> [TRAVAIL DEMANDÉ]: Pouvez-vous mettre sous forme de liste JSON de chaînes la partie ci-dessous qui s'ouvre sur la ligne contenant "x-tick-label: 2000 (60, 519, 111, 545)" et se termine par la ligne contenant "x-tick-label: 2014 (571, 519, 622, 545)", ces deux lignes comprises ? Il faut une chaîne par ligne, sans les lignes vides et sans rien d'autre.

######

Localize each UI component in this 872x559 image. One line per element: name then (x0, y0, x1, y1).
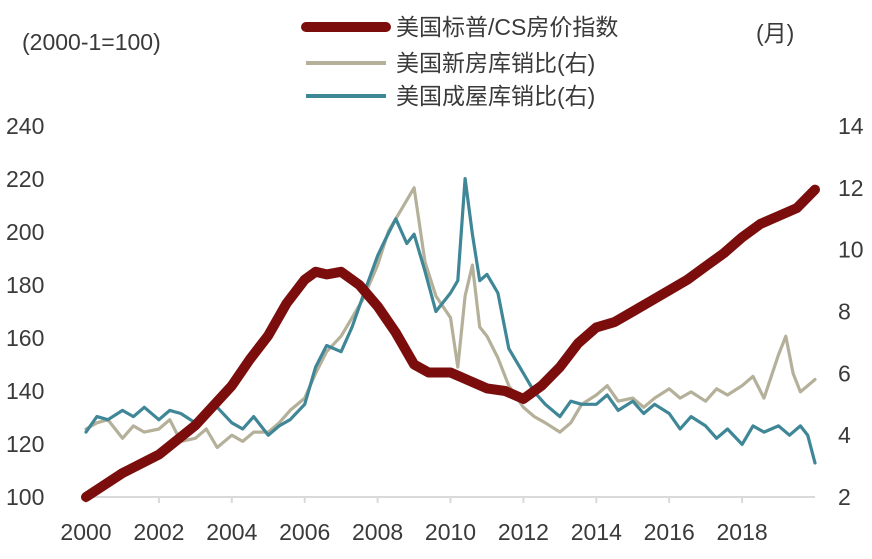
x-tick-label: 2000 (60, 519, 111, 545)
right-axis-ticks: 2 4 6 8 10 12 14 (838, 113, 864, 510)
x-tick-label: 2018 (717, 519, 768, 545)
left-tick-label: 140 (6, 378, 44, 404)
series-layer (81, 177, 820, 502)
right-tick-label: 10 (838, 237, 864, 263)
series-line-hpi (81, 184, 820, 502)
left-axis-unit: (2000-1=100) (22, 29, 161, 55)
x-tick-label: 2008 (352, 519, 403, 545)
x-tick-label: 2014 (571, 519, 622, 545)
x-tick-label: 2006 (279, 519, 330, 545)
x-tick-label: 2010 (425, 519, 476, 545)
right-axis-unit: (月) (756, 20, 794, 46)
right-tick-label: 8 (838, 299, 851, 325)
x-tick-label: 2012 (498, 519, 549, 545)
left-tick-label: 240 (6, 113, 44, 139)
right-tick-label: 14 (838, 113, 864, 139)
left-tick-label: 160 (6, 325, 44, 351)
series-line-new-home (84, 186, 817, 450)
x-axis-ticks: 2000 2002 2004 2006 2008 2010 2012 2014 2016 2018 (60, 497, 768, 545)
left-axis-ticks: 100 120 140 160 180 200 220 240 (6, 113, 44, 510)
right-tick-label: 12 (838, 175, 864, 201)
legend-label-hpi: 美国标普/CS房价指数 (396, 14, 618, 40)
legend-label-existing-home: 美国成屋库销比(右) (396, 83, 595, 109)
left-tick-label: 120 (6, 431, 44, 457)
right-tick-label: 4 (838, 422, 851, 448)
right-tick-label: 6 (838, 360, 851, 386)
x-tick-label: 2002 (133, 519, 184, 545)
legend: 美国标普/CS房价指数 美国新房库销比(右) 美国成屋库销比(右) (301, 14, 618, 109)
left-tick-label: 180 (6, 272, 44, 298)
left-tick-label: 200 (6, 219, 44, 245)
left-tick-label: 100 (6, 484, 44, 510)
left-tick-label: 220 (6, 166, 44, 192)
x-tick-label: 2016 (644, 519, 695, 545)
legend-label-new-home: 美国新房库销比(右) (396, 50, 595, 76)
right-tick-label: 2 (838, 484, 851, 510)
x-tick-label: 2004 (206, 519, 257, 545)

######

> [CORRIGÉ DE L'EXERCICE]:
[
  "x-tick-label: 2000 (60, 519, 111, 545)",
  "right-axis-ticks: 2 4 6 8 10 12 14 (838, 113, 864, 510)",
  "x-tick-label: 2018 (717, 519, 768, 545)",
  "left-tick-label: 140 (6, 378, 44, 404)",
  "series-layer (81, 177, 820, 502)",
  "right-tick-label: 10 (838, 237, 864, 263)",
  "series-line-hpi (81, 184, 820, 502)",
  "left-axis-unit: (2000-1=100) (22, 29, 161, 55)",
  "x-tick-label: 2008 (352, 519, 403, 545)",
  "x-tick-label: 2014 (571, 519, 622, 545)"
]